═══ Material supplied ═══

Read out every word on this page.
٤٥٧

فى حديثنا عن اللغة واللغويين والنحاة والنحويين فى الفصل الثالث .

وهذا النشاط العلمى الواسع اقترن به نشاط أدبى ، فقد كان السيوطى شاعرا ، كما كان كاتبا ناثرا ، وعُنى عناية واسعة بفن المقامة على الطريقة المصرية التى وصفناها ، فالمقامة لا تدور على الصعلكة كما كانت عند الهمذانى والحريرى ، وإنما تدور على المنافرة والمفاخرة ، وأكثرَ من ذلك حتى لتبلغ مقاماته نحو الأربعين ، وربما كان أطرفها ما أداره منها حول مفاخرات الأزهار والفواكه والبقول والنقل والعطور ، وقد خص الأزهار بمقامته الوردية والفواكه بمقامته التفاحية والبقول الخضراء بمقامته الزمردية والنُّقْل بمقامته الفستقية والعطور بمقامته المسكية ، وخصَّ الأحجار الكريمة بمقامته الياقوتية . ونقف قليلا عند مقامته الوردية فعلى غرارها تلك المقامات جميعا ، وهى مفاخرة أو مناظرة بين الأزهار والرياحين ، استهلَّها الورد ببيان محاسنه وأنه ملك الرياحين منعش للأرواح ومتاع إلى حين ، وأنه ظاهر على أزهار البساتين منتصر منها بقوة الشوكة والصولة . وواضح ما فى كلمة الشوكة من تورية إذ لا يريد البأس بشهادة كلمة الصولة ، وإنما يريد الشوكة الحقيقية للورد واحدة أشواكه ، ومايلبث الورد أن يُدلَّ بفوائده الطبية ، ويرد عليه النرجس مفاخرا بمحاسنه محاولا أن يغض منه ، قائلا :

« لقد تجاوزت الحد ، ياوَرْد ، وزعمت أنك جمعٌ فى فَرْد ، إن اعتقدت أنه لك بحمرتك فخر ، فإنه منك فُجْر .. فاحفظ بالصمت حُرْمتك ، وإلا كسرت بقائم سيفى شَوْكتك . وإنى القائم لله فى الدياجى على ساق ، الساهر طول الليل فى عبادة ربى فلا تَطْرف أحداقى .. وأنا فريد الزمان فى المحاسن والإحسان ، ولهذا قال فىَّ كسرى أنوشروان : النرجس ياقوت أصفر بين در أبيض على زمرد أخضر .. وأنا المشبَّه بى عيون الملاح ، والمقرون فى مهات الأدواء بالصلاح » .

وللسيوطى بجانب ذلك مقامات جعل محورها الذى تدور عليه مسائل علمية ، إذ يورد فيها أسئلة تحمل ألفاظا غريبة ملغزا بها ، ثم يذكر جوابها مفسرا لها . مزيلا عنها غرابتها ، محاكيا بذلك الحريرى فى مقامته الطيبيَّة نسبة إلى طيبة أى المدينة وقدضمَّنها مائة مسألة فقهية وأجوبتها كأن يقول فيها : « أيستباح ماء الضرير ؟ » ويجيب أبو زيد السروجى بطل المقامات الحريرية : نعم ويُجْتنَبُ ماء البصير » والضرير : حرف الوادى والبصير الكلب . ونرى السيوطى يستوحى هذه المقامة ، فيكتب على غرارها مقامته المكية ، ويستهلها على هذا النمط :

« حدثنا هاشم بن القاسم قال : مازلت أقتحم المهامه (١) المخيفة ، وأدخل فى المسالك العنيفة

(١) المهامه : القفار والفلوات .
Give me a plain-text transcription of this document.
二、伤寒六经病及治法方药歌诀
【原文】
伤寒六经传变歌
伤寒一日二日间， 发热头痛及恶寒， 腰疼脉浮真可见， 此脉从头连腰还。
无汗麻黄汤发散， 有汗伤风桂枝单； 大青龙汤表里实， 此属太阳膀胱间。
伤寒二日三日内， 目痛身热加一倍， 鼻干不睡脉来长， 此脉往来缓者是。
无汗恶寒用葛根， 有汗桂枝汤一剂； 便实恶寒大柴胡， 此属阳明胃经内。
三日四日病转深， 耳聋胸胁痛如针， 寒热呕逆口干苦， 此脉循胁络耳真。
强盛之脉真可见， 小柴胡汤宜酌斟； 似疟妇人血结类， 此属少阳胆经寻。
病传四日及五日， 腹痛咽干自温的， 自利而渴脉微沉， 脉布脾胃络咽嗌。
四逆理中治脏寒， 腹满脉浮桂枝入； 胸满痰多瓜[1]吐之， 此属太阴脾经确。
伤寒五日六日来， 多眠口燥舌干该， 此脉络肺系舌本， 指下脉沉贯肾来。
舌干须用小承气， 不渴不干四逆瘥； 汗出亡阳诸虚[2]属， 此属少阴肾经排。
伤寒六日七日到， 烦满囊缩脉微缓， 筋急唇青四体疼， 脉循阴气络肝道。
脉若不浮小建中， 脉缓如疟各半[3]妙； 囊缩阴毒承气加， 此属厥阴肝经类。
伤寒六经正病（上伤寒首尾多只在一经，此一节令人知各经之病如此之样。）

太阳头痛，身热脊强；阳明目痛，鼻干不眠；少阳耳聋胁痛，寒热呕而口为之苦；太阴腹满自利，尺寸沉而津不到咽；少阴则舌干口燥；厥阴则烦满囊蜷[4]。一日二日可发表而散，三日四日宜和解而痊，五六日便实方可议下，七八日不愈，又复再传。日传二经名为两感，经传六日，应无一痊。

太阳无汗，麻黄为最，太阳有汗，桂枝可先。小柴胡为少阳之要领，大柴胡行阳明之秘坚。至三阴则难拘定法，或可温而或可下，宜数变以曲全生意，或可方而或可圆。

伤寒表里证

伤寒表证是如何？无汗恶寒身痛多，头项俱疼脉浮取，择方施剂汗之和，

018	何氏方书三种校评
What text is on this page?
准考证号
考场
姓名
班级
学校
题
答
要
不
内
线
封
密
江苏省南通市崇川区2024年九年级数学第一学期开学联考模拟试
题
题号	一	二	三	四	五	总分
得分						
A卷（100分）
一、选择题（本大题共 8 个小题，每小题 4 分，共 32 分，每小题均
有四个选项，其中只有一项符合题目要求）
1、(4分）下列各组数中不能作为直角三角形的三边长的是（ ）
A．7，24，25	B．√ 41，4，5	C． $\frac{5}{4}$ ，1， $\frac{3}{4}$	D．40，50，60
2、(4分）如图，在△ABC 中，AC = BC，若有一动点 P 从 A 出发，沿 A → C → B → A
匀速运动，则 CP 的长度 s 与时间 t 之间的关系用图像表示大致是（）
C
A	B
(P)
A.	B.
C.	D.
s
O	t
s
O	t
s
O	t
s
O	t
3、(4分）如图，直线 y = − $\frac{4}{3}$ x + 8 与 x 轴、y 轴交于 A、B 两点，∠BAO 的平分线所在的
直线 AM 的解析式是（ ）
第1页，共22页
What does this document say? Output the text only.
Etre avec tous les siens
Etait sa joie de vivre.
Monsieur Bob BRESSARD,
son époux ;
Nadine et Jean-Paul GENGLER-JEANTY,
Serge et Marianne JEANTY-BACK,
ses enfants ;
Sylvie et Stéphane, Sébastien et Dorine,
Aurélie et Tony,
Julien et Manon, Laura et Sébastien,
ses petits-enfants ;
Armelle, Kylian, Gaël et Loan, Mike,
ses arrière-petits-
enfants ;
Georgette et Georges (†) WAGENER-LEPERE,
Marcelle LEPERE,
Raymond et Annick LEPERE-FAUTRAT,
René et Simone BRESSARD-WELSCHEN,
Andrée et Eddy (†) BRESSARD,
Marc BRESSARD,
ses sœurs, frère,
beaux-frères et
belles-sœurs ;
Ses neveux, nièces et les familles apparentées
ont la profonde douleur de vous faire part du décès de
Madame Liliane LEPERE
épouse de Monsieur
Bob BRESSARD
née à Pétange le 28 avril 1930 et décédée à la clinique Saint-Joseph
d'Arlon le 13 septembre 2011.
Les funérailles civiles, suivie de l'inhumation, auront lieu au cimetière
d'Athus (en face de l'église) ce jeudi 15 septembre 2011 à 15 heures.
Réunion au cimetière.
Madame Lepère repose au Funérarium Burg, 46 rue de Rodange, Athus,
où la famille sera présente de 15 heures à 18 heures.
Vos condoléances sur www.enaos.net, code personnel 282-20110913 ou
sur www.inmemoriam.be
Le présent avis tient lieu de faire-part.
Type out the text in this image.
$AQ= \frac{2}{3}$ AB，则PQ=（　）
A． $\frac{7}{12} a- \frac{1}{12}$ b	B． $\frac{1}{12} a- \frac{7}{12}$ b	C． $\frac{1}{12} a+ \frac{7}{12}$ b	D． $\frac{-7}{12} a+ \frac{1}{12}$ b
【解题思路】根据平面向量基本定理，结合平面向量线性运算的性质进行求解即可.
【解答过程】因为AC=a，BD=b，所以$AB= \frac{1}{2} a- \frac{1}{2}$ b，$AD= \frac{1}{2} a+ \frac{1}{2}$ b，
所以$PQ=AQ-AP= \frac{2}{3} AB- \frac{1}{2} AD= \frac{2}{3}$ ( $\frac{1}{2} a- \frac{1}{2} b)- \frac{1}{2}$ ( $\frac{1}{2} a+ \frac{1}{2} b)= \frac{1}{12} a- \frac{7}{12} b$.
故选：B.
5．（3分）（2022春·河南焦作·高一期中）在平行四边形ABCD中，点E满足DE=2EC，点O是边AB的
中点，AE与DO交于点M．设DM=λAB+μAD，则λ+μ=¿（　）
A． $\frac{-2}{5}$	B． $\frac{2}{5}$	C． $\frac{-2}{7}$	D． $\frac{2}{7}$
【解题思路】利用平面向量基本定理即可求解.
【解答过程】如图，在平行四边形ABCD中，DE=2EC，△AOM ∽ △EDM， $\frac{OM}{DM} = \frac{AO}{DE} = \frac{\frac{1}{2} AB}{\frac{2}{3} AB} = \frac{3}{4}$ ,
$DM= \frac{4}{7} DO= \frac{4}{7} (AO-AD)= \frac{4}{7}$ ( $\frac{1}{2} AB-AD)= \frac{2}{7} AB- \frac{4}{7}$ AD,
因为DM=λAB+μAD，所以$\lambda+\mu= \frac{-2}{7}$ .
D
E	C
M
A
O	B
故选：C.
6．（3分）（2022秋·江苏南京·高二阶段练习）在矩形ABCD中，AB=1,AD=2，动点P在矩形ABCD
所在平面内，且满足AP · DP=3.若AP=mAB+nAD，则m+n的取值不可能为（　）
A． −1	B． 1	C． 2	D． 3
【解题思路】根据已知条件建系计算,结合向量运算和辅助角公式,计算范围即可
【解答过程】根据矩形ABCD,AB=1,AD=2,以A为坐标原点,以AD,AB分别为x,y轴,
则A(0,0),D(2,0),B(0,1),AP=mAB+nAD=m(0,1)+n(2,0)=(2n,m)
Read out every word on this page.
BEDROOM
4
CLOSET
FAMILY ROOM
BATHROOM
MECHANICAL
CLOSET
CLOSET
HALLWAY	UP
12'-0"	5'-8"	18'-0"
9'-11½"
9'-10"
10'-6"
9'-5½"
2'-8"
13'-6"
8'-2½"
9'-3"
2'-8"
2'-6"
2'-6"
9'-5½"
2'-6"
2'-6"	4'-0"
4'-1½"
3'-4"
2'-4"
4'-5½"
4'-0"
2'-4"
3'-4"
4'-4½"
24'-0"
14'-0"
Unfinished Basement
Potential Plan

═══

**Instruction**
Copy all lines from the data that hold the word "BRESSARD".

**Solution to this exercise**
Monsieur Bob BRESSARD,
René et Simone BRESSARD-WELSCHEN,
Andrée et Eddy (†) BRESSARD,
Marc BRESSARD,
Bob BRESSARD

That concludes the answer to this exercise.